What the task asks: Locate every line in the material below that has the word "Registrert". Copy each of those lines.
━━━━━━━━━━━━━━━━━━━━━━━━━━━━━━
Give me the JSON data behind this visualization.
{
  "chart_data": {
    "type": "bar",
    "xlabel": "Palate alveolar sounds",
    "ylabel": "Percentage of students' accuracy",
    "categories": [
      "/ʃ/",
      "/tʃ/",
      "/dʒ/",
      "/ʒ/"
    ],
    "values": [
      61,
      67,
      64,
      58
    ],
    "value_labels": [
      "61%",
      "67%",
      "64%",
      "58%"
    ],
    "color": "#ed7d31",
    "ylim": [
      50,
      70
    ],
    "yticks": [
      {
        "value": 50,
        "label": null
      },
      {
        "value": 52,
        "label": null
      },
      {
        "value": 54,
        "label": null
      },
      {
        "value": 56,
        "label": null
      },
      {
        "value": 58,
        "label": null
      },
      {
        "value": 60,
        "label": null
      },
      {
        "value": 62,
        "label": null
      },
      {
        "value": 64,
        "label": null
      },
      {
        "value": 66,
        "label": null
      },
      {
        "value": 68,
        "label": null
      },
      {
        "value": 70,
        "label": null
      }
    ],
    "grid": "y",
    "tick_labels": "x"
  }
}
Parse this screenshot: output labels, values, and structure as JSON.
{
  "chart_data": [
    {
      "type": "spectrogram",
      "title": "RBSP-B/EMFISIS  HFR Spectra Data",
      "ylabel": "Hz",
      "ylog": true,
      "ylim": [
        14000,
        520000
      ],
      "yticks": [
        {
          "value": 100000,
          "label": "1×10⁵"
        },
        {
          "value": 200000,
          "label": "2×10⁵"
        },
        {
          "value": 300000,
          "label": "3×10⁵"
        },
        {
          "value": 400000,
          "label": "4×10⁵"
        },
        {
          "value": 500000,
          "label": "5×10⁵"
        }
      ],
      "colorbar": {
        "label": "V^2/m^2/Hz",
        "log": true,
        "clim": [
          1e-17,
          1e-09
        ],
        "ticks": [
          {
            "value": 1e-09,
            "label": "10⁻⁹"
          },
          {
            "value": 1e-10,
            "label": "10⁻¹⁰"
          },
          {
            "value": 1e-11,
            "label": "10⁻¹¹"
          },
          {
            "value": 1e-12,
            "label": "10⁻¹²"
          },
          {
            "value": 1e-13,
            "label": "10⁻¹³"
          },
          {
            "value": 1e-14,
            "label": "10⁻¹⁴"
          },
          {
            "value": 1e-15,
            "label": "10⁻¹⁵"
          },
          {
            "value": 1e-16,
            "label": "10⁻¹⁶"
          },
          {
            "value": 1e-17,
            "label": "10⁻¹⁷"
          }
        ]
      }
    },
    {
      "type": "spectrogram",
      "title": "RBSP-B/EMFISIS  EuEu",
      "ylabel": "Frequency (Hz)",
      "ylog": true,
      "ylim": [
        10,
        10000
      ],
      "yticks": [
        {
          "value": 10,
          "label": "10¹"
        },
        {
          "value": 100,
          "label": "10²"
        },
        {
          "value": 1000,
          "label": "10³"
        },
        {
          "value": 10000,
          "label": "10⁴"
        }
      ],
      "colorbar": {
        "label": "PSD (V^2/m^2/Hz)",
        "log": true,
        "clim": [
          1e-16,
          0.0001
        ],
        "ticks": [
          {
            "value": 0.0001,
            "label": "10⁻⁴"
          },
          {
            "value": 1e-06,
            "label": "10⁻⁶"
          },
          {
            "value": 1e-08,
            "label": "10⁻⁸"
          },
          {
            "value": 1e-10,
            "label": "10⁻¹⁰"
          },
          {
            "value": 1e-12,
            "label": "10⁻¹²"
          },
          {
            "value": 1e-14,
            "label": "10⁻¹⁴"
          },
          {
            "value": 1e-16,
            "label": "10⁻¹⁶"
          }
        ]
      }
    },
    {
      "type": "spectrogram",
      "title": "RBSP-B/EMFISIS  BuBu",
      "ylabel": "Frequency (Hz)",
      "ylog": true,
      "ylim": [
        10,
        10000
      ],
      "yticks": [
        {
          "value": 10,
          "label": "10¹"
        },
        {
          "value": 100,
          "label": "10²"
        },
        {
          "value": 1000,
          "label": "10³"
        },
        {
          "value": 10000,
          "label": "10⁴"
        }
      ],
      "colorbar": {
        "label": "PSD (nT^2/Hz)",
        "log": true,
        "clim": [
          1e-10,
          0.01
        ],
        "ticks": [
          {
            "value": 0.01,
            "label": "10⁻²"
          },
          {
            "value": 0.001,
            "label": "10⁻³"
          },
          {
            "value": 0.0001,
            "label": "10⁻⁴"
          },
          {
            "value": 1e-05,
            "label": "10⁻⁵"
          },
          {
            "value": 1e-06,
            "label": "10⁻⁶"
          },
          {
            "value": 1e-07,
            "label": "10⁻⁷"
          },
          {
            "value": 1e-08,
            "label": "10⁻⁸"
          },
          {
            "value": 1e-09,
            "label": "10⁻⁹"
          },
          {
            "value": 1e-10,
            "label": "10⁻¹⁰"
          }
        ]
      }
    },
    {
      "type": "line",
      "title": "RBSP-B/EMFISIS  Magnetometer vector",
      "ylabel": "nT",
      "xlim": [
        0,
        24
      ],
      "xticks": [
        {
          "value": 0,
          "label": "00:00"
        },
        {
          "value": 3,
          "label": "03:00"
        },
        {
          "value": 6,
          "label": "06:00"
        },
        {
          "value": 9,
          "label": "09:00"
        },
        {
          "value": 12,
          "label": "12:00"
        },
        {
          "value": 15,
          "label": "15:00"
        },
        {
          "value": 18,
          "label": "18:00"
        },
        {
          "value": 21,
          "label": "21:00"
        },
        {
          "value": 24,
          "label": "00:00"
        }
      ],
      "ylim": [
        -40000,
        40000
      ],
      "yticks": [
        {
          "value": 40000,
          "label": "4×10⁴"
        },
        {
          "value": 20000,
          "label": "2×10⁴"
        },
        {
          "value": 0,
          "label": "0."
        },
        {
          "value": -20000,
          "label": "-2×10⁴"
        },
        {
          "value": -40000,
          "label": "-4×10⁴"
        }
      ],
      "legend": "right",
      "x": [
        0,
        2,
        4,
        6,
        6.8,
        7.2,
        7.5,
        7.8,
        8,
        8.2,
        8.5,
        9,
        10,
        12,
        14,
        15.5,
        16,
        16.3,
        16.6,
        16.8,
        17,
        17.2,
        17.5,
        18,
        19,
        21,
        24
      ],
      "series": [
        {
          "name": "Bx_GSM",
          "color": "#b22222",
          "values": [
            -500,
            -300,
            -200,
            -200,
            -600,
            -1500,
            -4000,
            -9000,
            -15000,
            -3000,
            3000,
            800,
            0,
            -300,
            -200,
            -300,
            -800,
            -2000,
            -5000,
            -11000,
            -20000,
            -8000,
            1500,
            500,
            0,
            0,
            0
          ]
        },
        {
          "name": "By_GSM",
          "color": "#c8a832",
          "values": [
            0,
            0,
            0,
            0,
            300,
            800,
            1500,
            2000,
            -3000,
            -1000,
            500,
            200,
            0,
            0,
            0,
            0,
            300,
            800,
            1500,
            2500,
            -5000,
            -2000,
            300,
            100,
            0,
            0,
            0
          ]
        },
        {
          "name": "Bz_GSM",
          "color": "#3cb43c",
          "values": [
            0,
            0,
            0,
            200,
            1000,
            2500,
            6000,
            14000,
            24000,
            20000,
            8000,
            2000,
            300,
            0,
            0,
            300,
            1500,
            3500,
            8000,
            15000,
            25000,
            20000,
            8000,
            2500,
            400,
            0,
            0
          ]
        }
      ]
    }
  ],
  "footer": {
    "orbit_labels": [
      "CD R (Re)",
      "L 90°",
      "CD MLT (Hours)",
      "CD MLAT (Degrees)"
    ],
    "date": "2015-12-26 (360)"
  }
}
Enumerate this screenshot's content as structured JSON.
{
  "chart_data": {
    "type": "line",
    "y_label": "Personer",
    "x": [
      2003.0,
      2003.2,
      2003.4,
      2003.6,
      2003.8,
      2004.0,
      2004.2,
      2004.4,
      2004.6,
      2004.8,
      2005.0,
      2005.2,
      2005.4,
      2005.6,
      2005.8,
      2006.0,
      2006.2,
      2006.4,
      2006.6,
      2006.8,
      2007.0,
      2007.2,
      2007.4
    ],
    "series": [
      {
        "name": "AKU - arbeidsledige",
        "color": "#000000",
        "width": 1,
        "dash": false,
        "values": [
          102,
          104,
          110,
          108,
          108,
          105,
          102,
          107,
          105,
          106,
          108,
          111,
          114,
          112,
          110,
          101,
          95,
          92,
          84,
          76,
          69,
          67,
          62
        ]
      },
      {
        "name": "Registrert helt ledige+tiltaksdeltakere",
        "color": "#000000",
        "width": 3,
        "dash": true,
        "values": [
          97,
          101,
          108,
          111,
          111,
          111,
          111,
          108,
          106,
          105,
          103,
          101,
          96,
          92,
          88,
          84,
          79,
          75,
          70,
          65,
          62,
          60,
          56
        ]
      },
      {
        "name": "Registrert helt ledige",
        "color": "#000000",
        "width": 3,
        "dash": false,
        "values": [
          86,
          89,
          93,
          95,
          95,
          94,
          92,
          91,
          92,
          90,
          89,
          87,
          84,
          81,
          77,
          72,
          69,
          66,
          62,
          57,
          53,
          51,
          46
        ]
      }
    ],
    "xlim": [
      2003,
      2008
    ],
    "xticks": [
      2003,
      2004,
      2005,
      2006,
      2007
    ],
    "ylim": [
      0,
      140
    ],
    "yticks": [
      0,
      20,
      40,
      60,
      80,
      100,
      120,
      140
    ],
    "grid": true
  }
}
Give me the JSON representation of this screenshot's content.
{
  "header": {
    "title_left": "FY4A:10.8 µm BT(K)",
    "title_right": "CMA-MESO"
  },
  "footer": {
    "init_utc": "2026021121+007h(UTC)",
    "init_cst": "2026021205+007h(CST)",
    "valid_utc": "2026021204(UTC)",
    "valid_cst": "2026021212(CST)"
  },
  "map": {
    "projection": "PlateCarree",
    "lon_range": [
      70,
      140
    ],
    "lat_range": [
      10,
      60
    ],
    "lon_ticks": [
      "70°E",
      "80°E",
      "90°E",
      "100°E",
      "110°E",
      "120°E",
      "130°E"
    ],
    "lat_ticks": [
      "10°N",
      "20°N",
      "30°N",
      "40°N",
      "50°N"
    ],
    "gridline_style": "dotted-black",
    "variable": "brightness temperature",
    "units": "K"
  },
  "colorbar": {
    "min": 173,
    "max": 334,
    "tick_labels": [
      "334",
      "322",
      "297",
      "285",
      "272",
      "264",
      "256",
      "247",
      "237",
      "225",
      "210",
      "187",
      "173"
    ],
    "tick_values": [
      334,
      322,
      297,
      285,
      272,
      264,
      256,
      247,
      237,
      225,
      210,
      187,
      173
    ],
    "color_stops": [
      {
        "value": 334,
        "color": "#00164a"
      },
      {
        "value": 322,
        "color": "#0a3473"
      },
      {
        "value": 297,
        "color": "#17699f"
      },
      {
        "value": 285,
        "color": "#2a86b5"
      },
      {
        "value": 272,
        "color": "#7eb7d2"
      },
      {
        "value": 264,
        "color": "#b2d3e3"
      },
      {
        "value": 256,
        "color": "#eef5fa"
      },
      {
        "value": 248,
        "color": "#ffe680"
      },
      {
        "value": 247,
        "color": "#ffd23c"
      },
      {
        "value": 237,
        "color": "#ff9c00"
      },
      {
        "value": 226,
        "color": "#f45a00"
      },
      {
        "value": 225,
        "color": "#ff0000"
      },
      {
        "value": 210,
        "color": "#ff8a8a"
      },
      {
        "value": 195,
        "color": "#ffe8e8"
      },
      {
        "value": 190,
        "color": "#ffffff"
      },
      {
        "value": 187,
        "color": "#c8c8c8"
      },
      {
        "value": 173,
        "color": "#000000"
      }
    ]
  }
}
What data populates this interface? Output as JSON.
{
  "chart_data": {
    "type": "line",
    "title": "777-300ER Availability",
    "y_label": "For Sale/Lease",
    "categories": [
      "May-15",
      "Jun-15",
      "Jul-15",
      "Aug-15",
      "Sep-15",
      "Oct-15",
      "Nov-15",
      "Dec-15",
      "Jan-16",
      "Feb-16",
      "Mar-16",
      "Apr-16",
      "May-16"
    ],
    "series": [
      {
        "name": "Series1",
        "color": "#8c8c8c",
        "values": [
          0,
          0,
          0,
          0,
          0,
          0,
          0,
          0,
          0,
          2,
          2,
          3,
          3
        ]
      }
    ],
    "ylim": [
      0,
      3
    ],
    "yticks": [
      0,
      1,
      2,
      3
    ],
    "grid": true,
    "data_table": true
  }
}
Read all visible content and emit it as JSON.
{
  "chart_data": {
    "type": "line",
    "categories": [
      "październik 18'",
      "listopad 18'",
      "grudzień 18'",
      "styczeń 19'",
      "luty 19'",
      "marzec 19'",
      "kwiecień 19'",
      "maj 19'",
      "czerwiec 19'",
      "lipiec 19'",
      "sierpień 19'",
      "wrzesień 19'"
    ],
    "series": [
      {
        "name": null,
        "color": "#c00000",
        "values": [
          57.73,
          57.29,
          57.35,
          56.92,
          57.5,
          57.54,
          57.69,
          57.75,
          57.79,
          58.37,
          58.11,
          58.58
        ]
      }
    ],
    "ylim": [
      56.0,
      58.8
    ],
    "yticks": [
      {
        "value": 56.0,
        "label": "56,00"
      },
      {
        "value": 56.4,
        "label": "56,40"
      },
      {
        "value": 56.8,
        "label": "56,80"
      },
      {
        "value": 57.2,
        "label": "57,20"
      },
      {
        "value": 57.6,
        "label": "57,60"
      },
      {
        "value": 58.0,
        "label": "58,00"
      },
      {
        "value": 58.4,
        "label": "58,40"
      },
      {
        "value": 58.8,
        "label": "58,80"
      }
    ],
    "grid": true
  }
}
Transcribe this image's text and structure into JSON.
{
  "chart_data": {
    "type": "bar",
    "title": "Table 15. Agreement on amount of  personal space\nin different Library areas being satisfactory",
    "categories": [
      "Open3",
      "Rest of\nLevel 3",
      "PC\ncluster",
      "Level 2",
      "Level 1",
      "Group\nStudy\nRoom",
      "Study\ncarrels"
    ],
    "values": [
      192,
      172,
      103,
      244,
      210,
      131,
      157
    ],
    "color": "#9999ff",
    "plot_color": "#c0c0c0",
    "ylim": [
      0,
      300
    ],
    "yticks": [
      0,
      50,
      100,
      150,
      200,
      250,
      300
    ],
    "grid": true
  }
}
━━━━━━━━━━━━━━━━━━━━━━━━━━━━━━
Task output:
        "name": "Registrert helt ledige+tiltaksdeltakere",
        "name": "Registrert helt ledige",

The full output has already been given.